### [GIVEN TASK]
Scan the material that follows. Copy every line containing the word "JSON".

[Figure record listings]
★ ★ ★ ★ ★

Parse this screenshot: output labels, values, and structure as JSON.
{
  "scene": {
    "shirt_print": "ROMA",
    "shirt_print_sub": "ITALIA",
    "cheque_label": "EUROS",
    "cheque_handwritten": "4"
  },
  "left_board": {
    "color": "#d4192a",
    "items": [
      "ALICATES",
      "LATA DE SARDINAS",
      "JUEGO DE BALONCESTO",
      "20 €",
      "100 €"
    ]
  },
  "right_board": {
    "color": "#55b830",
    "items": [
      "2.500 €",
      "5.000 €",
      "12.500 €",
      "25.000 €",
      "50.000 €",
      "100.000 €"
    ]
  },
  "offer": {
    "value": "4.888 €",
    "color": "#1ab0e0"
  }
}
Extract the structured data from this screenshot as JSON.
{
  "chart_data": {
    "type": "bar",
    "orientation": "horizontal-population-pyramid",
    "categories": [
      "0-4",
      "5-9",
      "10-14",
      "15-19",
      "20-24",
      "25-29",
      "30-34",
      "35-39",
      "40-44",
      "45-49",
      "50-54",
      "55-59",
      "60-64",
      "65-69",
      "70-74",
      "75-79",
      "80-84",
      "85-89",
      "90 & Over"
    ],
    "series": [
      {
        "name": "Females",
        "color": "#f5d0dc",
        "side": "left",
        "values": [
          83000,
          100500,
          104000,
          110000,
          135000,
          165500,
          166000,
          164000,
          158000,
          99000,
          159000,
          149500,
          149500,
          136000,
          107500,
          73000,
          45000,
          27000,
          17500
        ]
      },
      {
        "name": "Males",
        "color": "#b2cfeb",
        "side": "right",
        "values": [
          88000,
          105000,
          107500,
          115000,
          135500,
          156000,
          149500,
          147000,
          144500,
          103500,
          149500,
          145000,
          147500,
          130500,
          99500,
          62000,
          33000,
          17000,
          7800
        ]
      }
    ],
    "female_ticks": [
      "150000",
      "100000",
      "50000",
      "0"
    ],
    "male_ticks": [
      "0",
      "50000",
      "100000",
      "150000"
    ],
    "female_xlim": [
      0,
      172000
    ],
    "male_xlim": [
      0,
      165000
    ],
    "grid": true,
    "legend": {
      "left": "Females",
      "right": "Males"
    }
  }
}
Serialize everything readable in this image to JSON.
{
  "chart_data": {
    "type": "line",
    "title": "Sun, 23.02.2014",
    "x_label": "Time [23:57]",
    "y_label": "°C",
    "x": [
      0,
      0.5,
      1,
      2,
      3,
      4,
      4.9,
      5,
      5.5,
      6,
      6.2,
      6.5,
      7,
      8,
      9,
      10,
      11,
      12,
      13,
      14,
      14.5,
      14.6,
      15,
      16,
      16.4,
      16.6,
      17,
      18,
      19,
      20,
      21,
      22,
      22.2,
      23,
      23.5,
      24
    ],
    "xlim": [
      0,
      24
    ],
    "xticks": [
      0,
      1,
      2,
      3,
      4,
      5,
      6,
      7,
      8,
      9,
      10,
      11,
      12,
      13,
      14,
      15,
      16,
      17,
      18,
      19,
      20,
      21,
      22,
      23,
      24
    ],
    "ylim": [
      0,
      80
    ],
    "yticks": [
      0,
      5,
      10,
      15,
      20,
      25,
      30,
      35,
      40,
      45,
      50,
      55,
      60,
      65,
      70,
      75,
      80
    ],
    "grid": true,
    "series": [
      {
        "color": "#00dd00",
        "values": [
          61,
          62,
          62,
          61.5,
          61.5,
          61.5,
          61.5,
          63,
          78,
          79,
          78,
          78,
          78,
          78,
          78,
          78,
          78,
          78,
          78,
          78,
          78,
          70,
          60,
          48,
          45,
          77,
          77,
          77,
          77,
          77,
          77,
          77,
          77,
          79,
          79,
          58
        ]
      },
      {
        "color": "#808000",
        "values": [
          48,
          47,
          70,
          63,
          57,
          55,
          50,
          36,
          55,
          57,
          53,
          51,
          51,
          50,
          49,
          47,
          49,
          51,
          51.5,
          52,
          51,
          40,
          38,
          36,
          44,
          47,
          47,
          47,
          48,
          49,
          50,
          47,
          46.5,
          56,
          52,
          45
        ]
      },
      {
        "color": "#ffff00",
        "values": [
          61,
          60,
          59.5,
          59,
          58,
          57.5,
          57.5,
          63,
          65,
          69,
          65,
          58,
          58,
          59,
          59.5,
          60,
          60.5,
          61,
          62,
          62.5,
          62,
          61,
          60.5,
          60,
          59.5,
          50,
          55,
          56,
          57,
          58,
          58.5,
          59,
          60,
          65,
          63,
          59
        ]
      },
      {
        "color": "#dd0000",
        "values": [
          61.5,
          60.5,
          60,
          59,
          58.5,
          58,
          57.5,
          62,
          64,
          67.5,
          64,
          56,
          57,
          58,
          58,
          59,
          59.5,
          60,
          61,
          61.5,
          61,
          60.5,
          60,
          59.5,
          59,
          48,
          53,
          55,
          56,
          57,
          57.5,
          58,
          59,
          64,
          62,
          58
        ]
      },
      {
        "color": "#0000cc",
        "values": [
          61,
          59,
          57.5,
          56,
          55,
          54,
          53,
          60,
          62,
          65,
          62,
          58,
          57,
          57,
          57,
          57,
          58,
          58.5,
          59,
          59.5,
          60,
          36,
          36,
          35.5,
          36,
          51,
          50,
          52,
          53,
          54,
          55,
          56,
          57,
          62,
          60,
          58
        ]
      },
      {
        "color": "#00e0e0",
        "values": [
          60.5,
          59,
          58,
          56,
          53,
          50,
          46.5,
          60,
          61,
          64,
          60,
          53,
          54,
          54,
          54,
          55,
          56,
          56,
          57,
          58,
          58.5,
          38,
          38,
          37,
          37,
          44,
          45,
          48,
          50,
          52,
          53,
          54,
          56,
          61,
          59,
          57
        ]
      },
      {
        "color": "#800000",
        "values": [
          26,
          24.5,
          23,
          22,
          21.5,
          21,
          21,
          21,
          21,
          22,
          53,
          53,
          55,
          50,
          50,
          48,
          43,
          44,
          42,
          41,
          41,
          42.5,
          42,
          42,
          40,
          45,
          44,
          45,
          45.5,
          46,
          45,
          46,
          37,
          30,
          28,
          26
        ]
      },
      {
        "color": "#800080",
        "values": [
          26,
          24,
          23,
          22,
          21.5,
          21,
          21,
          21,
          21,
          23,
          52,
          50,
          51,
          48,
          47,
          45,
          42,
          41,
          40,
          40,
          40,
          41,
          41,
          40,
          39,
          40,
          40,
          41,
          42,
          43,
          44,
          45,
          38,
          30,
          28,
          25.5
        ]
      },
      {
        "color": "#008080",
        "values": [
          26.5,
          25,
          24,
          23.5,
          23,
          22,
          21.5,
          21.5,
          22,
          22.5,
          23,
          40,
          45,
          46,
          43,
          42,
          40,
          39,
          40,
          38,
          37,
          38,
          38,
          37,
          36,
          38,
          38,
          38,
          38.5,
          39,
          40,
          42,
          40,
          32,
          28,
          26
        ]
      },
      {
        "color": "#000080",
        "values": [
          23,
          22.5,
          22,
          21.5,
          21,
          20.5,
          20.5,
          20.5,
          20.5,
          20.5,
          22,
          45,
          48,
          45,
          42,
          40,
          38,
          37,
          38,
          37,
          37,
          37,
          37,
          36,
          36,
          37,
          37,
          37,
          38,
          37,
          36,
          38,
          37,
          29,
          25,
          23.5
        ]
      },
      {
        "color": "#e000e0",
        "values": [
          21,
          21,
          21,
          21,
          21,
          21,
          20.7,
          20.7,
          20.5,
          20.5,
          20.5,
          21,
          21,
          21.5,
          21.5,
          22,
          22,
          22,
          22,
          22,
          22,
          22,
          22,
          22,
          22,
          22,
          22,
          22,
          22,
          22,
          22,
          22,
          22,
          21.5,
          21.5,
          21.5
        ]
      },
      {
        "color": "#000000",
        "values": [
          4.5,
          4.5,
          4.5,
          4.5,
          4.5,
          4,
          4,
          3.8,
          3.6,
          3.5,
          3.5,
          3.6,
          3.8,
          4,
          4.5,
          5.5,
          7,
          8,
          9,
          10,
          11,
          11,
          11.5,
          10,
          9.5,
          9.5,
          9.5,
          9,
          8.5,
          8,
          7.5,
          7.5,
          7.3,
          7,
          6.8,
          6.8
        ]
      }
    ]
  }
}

★ ★ ★ ★ ★

### [ANSWER TO THIS TASK]
Parse this screenshot: output labels, values, and structure as JSON.
Extract the structured data from this screenshot as JSON.
Serialize everything readable in this image to JSON.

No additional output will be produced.